GIVEN PROBLEM → Reproduce all the lines exactly as they stand, apart from the pictures.

--- START OF TASK INPUT ---

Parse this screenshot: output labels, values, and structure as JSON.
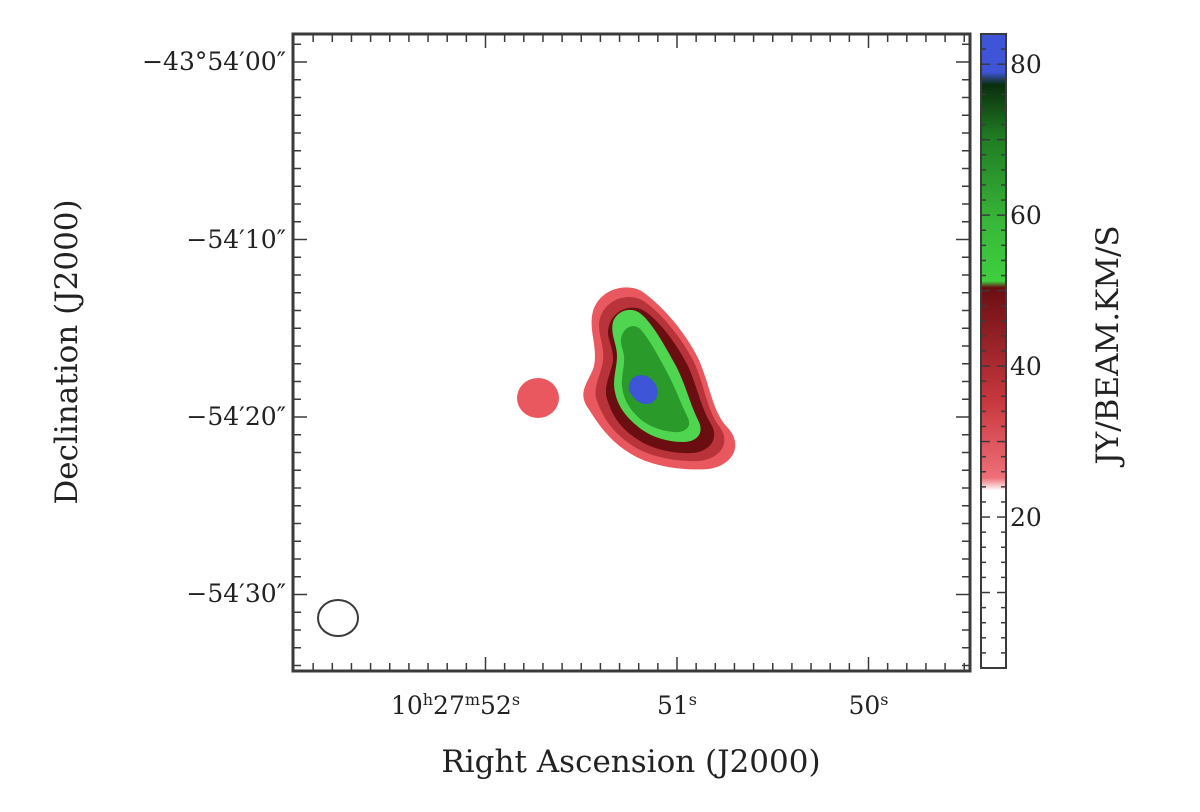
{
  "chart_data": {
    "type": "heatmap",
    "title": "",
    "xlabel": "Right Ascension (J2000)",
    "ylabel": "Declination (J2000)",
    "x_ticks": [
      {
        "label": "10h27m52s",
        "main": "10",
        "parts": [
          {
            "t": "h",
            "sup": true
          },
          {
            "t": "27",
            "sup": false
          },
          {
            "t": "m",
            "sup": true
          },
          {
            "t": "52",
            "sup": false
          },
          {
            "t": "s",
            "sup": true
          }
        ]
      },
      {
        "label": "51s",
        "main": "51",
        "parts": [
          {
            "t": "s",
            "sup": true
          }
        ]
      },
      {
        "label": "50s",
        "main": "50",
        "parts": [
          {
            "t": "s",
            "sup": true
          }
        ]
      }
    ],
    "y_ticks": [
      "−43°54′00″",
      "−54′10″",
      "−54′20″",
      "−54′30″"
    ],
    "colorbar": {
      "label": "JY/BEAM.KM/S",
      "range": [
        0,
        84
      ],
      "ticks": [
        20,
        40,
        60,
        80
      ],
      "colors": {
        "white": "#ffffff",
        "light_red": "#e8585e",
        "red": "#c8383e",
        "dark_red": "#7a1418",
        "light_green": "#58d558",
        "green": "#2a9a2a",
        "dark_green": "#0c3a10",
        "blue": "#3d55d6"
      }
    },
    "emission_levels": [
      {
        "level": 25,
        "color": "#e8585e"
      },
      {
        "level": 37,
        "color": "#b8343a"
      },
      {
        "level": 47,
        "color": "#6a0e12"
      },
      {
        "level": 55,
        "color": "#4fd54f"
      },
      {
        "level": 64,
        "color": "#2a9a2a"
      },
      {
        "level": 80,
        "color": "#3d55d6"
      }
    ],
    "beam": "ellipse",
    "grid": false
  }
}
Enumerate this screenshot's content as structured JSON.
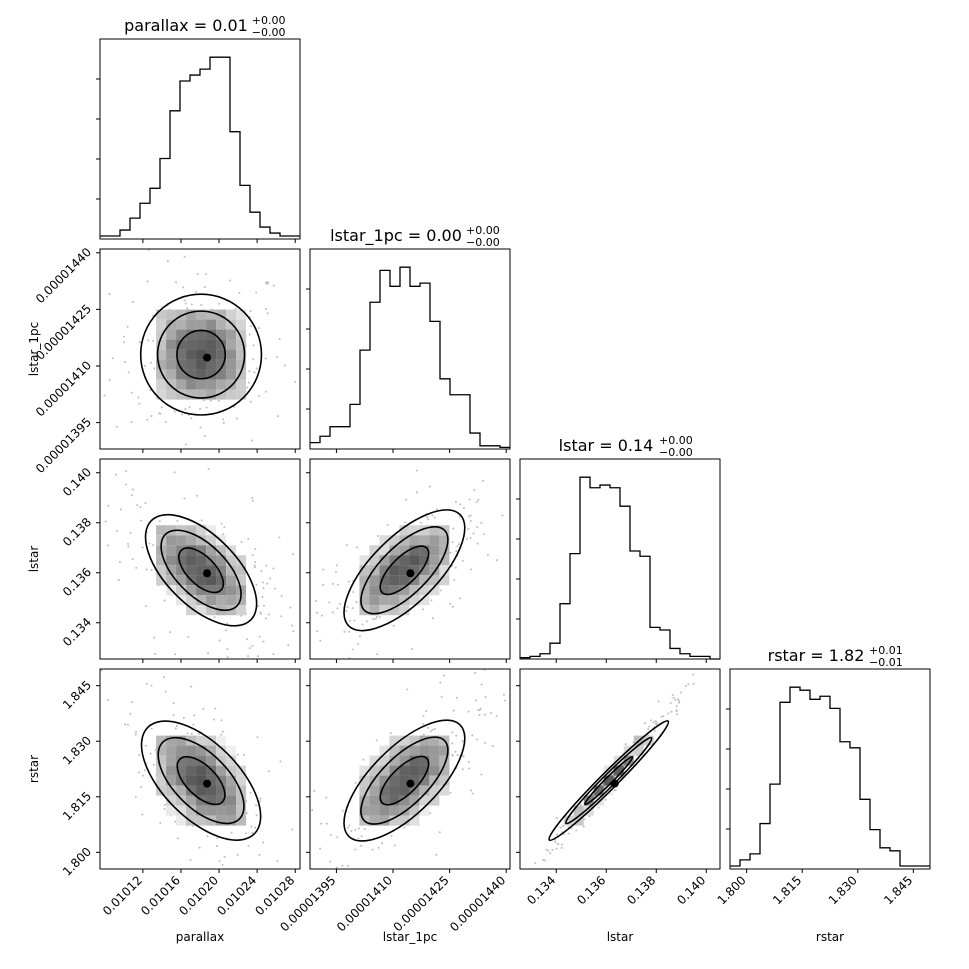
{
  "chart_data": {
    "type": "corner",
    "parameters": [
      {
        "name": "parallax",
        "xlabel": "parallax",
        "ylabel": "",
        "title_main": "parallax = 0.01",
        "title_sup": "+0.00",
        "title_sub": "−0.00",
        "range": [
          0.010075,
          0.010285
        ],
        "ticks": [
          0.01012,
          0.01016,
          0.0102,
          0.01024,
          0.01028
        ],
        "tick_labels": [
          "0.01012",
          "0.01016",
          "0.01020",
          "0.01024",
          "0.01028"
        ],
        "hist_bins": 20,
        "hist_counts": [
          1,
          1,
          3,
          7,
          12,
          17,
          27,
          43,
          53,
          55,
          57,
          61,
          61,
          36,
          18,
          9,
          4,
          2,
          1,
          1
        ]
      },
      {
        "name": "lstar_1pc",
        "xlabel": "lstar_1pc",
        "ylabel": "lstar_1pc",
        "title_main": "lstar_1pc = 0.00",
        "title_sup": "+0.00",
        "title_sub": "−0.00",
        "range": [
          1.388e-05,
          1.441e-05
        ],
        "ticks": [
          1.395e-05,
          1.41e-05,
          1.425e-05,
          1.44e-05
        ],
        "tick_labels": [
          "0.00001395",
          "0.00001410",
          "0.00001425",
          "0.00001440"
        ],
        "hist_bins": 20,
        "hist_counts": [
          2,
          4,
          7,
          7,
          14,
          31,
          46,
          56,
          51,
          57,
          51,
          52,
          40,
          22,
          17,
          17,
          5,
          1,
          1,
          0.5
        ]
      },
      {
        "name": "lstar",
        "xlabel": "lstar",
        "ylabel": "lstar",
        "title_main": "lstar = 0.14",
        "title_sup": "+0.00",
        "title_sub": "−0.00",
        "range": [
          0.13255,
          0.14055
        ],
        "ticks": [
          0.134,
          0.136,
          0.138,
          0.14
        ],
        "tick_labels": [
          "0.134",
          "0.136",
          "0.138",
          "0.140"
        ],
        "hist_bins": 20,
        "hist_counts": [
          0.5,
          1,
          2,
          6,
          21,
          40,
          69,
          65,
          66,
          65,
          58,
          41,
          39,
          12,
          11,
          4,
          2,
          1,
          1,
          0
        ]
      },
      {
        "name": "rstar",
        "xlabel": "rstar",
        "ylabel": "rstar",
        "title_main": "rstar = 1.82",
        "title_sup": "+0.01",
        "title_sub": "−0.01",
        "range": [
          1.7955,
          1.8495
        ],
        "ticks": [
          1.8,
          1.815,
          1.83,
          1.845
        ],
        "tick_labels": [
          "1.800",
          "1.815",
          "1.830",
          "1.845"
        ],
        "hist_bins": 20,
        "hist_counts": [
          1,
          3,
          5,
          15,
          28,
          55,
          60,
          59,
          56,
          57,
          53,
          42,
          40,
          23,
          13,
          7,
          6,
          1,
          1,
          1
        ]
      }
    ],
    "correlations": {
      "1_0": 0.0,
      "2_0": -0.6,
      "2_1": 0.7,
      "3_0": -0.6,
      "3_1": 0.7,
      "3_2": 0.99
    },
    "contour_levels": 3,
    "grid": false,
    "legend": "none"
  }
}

--- END OF TASK INPUT ---

SOLUTION FOR THIS EXERCISE →
Parse this screenshot: output labels, values, and structure as JSON.
{
  "chart_data": {
    "type": "heatmap",
    "title": "",
    "xlabel": "Right Ascension (J2000)",
    "ylabel": "Declination (J2000)",
    "x_ticks": [
      {
        "label": "10h27m52s",
        "main": "10",
        "parts": [
          {
            "t": "h",
            "sup": true
          },
          {
            "t": "27",
            "sup": false
          },
          {
            "t": "m",
            "sup": true
          },
          {
            "t": "52",
            "sup": false
          },
          {
            "t": "s",
            "sup": true
          }
        ]
      },
      {
        "label": "51s",
        "main": "51",
        "parts": [
          {
            "t": "s",
            "sup": true
          }
        ]
      },
      {
        "label": "50s",
        "main": "50",
        "parts": [
          {
            "t": "s",
            "sup": true
          }
        ]
      }
    ],
    "y_ticks": [
      "−43°54′00″",
      "−54′10″",
      "−54′20″",
      "−54′30″"
    ],
    "colorbar": {
      "label": "JY/BEAM.KM/S",
      "range": [
        0,
        84
      ],
      "ticks": [
        20,
        40,
        60,
        80
      ],
      "colors": {
        "white": "#ffffff",
        "light_red": "#e8585e",
        "red": "#c8383e",
        "dark_red": "#7a1418",
        "light_green": "#58d558",
        "green": "#2a9a2a",
        "dark_green": "#0c3a10",
        "blue": "#3d55d6"
      }
    },
    "emission_levels": [
      {
        "level": 25,
        "color": "#e8585e"
      },
      {
        "level": 37,
        "color": "#b8343a"
      },
      {
        "level": 47,
        "color": "#6a0e12"
      },
      {
        "level": 55,
        "color": "#4fd54f"
      },
      {
        "level": 64,
        "color": "#2a9a2a"
      },
      {
        "level": 80,
        "color": "#3d55d6"
      }
    ],
    "beam": "ellipse",
    "grid": false
  }
}
Enumerate this screenshot's content as structured JSON.
{
  "chart_data": {
    "type": "corner",
    "parameters": [
      {
        "name": "parallax",
        "xlabel": "parallax",
        "ylabel": "",
        "title_main": "parallax = 0.01",
        "title_sup": "+0.00",
        "title_sub": "−0.00",
        "range": [
          0.010075,
          0.010285
        ],
        "ticks": [
          0.01012,
          0.01016,
          0.0102,
          0.01024,
          0.01028
        ],
        "tick_labels": [
          "0.01012",
          "0.01016",
          "0.01020",
          "0.01024",
          "0.01028"
        ],
        "hist_bins": 20,
        "hist_counts": [
          1,
          1,
          3,
          7,
          12,
          17,
          27,
          43,
          53,
          55,
          57,
          61,
          61,
          36,
          18,
          9,
          4,
          2,
          1,
          1
        ]
      },
      {
        "name": "lstar_1pc",
        "xlabel": "lstar_1pc",
        "ylabel": "lstar_1pc",
        "title_main": "lstar_1pc = 0.00",
        "title_sup": "+0.00",
        "title_sub": "−0.00",
        "range": [
          1.388e-05,
          1.441e-05
        ],
        "ticks": [
          1.395e-05,
          1.41e-05,
          1.425e-05,
          1.44e-05
        ],
        "tick_labels": [
          "0.00001395",
          "0.00001410",
          "0.00001425",
          "0.00001440"
        ],
        "hist_bins": 20,
        "hist_counts": [
          2,
          4,
          7,
          7,
          14,
          31,
          46,
          56,
          51,
          57,
          51,
          52,
          40,
          22,
          17,
          17,
          5,
          1,
          1,
          0.5
        ]
      },
      {
        "name": "lstar",
        "xlabel": "lstar",
        "ylabel": "lstar",
        "title_main": "lstar = 0.14",
        "title_sup": "+0.00",
        "title_sub": "−0.00",
        "range": [
          0.13255,
          0.14055
        ],
        "ticks": [
          0.134,
          0.136,
          0.138,
          0.14
        ],
        "tick_labels": [
          "0.134",
          "0.136",
          "0.138",
          "0.140"
        ],
        "hist_bins": 20,
        "hist_counts": [
          0.5,
          1,
          2,
          6,
          21,
          40,
          69,
          65,
          66,
          65,
          58,
          41,
          39,
          12,
          11,
          4,
          2,
          1,
          1,
          0
        ]
      },
      {
        "name": "rstar",
        "xlabel": "rstar",
        "ylabel": "rstar",
        "title_main": "rstar = 1.82",
        "title_sup": "+0.01",
        "title_sub": "−0.01",
        "range": [
          1.7955,
          1.8495
        ],
        "ticks": [
          1.8,
          1.815,
          1.83,
          1.845
        ],
        "tick_labels": [
          "1.800",
          "1.815",
          "1.830",
          "1.845"
        ],
        "hist_bins": 20,
        "hist_counts": [
          1,
          3,
          5,
          15,
          28,
          55,
          60,
          59,
          56,
          57,
          53,
          42,
          40,
          23,
          13,
          7,
          6,
          1,
          1,
          1
        ]
      }
    ],
    "correlations": {
      "1_0": 0.0,
      "2_0": -0.6,
      "2_1": 0.7,
      "3_0": -0.6,
      "3_1": 0.7,
      "3_2": 0.99
    },
    "contour_levels": 3,
    "grid": false,
    "legend": "none"
  }
}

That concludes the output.